- [EXCERPT PROVIDED]
==*==

G8 Leaders must take action to save most vulnerable in food crisis

Médecins Sans Frontières (MSF) today called on G8 leaders who will gather next week in Japan to take bold decisions to adequately finance food aid and nutrition programmes directed at young children. With the crisis of malnutrition contributing to between three and five million child deaths annually, the summit must commit to providing funds to implement new and effective strategies to address malnutrition.

At the G8 in Japan in 2000, world leaders showed that they could act to stimulate concrete change by creating the Global Fund to Fight AIDS Tuberculosis and Malaria. So today there is significant support for a country that wants, for example, to scale-up AIDS treatment. MSF is now calling for the same level of commitment from the G8 in radically reducing malnutrition in children.

"There is an urgent need to act now to scale-up treatment for children who are most at risk of dying of malnutrition," said Dr. Susan Shepherd, nutritional advisor for MSF's Access to Essential Medicines Campaign. "Ninety five percent of children with the most severe form of malnutrition do not get adequate treatment. G8 leaders can take immediate steps to get children this life-saving treatment."

==*==

- [INFORMATION]
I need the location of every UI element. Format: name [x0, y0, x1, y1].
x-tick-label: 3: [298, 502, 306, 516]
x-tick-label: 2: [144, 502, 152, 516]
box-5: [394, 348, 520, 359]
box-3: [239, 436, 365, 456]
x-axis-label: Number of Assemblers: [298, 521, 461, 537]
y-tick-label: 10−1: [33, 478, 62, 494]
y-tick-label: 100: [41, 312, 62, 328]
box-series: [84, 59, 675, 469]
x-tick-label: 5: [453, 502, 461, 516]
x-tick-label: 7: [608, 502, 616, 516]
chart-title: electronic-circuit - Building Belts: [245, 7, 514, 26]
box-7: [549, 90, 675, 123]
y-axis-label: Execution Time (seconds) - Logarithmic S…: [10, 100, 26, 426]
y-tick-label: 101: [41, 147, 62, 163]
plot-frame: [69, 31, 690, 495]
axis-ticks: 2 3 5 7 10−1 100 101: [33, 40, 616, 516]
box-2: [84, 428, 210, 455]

==*==

- [TASK STATEMENT] Using the MSF statement on the food crisis, explain in one to three sentences why MSF brings up the G8 meeting held in Japan in 2000.

- [TASK SOLUTION] At that meeting world leaders created the Global Fund to Fight AIDS Tuberculosis and Malaria, which showed they could act to stimulate concrete change. Today, as a result, a country that wants to scale up AIDS treatment has significant support. MSF points to this because it is asking the G8 for the same level of commitment to radically reducing malnutrition in children.